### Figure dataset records
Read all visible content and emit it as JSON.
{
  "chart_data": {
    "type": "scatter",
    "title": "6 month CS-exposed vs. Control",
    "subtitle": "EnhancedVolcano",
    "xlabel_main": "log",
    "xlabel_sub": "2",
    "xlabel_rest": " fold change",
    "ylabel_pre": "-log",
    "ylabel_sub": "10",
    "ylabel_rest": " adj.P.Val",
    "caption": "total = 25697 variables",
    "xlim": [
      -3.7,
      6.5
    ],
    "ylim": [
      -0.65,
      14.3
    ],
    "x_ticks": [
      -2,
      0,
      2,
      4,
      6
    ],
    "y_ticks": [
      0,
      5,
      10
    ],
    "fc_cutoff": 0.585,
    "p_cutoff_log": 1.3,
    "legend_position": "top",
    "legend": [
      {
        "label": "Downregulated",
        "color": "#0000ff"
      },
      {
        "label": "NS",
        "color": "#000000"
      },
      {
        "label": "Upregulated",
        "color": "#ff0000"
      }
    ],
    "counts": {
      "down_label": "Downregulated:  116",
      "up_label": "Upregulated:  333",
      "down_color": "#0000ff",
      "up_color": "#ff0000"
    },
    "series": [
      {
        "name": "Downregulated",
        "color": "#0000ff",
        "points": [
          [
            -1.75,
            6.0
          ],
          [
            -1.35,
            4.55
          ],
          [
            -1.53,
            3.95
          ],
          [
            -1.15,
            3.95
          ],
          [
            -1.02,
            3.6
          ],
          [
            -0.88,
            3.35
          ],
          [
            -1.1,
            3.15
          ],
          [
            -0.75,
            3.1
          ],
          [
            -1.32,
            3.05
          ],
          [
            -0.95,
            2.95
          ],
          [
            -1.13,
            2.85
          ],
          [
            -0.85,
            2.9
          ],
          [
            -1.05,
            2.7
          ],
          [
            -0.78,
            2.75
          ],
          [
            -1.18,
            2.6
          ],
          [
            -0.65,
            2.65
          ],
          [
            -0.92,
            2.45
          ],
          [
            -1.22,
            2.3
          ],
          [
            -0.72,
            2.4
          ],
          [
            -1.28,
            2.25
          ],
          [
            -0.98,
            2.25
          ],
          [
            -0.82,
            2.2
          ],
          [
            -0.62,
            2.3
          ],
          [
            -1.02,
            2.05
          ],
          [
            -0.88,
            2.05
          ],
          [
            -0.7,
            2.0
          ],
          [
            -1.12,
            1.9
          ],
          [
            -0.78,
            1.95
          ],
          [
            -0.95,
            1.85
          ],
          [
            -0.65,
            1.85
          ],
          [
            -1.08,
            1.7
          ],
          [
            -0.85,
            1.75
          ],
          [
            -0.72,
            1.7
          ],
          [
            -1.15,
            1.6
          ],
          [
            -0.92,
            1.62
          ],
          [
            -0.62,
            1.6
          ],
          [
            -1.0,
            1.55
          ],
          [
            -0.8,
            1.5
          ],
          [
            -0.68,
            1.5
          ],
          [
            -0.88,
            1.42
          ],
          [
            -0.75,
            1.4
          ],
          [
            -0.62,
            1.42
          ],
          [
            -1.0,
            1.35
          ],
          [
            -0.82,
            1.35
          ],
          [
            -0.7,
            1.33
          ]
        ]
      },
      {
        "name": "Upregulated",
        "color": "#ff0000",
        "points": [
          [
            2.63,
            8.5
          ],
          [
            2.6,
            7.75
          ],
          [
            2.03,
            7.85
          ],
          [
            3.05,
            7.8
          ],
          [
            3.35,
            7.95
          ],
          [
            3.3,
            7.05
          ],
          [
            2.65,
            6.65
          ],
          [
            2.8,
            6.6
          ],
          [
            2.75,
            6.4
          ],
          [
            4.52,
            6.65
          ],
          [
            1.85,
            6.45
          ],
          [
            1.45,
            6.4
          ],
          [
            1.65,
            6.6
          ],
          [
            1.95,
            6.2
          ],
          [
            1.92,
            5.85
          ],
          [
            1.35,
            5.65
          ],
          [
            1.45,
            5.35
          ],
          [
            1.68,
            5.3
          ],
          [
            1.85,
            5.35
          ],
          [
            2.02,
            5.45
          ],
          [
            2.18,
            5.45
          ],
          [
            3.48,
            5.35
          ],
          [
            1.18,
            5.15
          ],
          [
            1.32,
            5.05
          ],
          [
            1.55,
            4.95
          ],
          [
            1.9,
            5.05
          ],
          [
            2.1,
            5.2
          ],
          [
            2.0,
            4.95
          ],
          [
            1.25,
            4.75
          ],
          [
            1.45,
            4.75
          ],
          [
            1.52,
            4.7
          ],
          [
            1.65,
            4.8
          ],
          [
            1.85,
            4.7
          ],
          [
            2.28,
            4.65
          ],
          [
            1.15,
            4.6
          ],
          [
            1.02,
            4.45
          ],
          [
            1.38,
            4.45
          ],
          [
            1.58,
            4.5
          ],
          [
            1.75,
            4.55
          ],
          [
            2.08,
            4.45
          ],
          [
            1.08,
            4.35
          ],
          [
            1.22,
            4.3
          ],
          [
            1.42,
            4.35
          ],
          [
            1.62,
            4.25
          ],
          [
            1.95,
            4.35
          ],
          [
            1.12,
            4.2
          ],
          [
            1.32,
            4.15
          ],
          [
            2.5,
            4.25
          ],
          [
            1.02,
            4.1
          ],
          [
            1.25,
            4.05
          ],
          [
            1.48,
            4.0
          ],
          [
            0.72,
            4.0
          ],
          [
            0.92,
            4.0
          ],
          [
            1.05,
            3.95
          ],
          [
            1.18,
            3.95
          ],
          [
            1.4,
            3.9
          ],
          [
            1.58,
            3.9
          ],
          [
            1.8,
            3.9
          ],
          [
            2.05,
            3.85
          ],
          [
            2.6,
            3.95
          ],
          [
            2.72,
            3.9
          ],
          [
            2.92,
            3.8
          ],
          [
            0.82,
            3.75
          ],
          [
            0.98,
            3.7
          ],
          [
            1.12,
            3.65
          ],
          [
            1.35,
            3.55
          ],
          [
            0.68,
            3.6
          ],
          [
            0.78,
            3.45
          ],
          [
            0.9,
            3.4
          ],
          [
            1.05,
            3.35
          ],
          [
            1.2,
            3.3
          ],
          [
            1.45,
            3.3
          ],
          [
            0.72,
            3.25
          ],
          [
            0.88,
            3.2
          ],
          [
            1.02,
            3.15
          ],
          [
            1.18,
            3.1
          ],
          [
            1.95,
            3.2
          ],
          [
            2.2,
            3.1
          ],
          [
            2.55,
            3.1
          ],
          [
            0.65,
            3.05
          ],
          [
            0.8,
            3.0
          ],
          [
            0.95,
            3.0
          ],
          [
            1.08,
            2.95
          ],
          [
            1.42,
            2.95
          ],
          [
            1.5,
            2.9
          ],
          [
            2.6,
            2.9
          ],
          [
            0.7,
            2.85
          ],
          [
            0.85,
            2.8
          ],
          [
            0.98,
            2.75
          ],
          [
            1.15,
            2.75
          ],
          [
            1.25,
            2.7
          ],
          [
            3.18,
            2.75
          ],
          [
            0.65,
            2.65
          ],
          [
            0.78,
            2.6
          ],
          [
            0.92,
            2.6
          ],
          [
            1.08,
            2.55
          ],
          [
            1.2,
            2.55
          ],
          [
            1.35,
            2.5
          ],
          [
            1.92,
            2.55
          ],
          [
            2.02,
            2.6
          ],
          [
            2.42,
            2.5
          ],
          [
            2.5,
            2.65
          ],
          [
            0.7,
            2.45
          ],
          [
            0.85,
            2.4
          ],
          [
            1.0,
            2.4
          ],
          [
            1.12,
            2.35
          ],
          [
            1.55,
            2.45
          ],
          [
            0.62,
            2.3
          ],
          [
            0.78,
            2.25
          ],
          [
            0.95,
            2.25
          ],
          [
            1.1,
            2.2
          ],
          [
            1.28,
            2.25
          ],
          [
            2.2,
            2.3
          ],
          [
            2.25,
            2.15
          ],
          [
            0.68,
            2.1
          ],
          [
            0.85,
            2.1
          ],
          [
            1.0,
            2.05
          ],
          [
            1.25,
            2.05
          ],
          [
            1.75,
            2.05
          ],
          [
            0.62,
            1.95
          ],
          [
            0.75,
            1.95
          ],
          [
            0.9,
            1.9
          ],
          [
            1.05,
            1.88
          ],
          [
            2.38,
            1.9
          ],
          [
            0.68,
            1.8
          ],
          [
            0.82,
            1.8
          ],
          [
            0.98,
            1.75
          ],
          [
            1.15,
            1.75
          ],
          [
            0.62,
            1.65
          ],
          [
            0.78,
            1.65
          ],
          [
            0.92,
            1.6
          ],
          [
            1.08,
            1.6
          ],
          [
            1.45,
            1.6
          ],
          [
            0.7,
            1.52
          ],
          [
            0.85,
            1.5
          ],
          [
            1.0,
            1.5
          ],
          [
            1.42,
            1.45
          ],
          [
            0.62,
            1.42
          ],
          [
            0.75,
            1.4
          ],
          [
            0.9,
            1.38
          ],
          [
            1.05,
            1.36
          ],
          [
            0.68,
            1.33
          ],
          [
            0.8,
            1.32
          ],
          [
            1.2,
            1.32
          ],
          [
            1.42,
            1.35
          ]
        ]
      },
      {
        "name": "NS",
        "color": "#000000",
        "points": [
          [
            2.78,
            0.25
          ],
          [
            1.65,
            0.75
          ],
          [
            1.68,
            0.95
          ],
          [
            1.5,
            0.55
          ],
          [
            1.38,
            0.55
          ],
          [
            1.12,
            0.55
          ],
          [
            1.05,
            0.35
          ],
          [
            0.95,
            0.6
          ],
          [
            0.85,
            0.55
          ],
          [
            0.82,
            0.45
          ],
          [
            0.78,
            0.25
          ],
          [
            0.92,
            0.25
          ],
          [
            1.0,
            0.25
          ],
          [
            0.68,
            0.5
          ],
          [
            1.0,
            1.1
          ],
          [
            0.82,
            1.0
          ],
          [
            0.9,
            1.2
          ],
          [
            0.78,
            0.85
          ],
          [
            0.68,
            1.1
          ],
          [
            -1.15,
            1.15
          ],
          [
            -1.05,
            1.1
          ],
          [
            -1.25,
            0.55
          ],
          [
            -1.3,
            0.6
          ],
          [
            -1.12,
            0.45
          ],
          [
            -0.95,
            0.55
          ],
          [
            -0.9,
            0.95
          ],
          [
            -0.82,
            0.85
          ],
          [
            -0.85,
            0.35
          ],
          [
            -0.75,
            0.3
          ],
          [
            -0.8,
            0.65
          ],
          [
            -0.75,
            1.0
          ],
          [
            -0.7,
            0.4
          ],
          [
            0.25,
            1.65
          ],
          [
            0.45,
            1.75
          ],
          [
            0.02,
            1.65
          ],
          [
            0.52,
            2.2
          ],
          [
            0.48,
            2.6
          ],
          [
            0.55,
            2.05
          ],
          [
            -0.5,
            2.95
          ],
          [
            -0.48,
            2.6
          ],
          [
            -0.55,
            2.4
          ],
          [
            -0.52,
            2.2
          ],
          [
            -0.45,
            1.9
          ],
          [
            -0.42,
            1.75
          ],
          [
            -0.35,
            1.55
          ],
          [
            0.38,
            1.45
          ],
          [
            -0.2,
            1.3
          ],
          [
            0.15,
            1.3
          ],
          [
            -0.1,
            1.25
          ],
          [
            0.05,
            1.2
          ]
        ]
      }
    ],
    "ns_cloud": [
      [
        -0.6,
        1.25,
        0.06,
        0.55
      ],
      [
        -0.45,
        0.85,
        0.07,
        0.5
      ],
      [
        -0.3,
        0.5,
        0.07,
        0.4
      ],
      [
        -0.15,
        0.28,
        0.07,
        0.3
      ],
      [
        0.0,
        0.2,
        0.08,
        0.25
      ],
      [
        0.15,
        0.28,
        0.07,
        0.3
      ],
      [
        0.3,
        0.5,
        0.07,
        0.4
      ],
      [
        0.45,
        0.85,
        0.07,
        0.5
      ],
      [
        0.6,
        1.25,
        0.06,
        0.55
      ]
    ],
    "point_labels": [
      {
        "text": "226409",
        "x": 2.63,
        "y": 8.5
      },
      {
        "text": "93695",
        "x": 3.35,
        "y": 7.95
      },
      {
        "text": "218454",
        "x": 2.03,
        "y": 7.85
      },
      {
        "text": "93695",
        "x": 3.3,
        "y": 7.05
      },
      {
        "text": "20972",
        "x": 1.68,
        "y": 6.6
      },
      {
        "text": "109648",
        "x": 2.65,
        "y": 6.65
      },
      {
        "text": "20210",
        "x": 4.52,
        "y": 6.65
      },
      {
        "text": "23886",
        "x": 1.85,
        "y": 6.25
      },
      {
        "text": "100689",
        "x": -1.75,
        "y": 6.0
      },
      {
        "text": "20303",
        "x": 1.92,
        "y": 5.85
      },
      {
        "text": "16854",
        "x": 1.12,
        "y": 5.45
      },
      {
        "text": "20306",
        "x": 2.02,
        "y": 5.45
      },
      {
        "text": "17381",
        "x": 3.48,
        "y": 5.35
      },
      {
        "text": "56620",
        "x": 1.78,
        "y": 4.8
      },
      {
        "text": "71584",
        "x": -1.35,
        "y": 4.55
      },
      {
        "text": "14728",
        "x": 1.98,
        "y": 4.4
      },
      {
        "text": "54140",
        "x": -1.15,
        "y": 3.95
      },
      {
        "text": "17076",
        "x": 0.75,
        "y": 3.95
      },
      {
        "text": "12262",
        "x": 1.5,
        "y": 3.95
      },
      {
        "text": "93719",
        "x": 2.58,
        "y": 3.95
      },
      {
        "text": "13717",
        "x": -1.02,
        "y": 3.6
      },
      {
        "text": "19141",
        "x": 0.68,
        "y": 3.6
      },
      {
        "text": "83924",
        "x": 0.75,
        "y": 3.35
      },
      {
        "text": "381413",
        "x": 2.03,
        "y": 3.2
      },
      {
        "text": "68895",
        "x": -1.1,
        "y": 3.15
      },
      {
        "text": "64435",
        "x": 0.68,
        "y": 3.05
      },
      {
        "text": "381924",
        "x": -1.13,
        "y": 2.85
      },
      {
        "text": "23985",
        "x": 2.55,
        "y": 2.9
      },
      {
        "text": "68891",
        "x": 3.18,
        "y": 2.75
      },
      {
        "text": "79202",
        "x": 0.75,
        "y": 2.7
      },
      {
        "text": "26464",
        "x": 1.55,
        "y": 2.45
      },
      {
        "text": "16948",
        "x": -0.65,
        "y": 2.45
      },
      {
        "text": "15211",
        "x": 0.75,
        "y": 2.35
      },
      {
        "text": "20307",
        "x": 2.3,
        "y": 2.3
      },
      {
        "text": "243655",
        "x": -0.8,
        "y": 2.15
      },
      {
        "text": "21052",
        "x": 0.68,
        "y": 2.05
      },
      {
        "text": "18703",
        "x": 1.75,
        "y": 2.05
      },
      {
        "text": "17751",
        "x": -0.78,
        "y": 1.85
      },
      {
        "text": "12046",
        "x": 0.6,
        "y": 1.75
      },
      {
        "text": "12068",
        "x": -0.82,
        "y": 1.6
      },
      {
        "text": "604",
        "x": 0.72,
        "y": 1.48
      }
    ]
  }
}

--

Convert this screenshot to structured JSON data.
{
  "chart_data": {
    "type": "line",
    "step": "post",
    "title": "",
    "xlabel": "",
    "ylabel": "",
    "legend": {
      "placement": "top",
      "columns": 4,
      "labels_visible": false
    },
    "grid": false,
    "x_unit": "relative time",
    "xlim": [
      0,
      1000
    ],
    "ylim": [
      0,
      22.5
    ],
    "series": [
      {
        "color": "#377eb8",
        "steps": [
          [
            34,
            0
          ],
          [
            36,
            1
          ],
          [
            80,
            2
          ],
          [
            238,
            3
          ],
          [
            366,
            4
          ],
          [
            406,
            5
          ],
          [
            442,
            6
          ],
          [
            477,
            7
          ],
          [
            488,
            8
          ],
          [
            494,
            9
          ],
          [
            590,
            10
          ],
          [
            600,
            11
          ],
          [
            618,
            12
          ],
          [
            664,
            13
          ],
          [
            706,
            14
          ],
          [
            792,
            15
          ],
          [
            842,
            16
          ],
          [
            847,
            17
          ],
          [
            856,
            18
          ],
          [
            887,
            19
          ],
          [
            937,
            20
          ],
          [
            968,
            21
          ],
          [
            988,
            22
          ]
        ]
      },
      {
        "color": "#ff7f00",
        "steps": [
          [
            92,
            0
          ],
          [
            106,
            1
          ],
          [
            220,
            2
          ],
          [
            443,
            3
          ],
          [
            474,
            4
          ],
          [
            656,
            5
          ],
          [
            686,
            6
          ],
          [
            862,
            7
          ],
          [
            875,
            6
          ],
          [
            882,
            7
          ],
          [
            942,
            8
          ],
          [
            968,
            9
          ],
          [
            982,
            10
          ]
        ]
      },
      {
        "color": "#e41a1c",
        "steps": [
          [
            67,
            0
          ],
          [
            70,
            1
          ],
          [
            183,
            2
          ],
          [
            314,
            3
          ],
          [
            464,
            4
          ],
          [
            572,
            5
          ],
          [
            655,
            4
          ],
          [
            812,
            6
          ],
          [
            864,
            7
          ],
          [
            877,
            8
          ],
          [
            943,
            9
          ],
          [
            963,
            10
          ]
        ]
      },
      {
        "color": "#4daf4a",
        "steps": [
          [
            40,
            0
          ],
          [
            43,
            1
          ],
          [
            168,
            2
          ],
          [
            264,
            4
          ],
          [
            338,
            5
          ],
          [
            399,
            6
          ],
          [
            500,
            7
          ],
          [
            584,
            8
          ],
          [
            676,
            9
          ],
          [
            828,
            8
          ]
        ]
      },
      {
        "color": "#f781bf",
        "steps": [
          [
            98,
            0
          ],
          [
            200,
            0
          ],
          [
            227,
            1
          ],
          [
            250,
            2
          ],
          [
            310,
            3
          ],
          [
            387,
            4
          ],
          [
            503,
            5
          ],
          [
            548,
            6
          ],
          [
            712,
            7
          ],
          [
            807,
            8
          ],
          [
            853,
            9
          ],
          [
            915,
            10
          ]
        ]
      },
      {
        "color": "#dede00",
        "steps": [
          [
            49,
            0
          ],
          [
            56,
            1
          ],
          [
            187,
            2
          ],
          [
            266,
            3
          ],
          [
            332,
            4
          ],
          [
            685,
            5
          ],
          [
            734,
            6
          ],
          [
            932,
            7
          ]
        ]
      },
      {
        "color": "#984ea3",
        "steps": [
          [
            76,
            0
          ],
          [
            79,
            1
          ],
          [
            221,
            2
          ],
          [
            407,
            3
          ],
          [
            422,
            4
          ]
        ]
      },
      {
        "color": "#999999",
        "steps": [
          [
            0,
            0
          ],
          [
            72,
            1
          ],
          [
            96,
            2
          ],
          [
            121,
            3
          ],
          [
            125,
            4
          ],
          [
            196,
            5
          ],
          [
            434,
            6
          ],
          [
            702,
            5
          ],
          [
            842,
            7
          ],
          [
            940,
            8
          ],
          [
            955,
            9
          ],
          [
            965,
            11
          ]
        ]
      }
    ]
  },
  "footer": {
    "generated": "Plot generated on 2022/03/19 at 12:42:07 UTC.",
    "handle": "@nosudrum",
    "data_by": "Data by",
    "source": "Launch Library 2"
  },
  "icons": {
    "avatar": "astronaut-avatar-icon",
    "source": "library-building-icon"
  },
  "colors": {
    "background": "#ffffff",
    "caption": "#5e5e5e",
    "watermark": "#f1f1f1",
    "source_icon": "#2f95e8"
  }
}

### STATED EXERCISE
Lines of the listing that contain the word "Downregulated" are to be counted; report only their number.

### TASK SOLUTION
3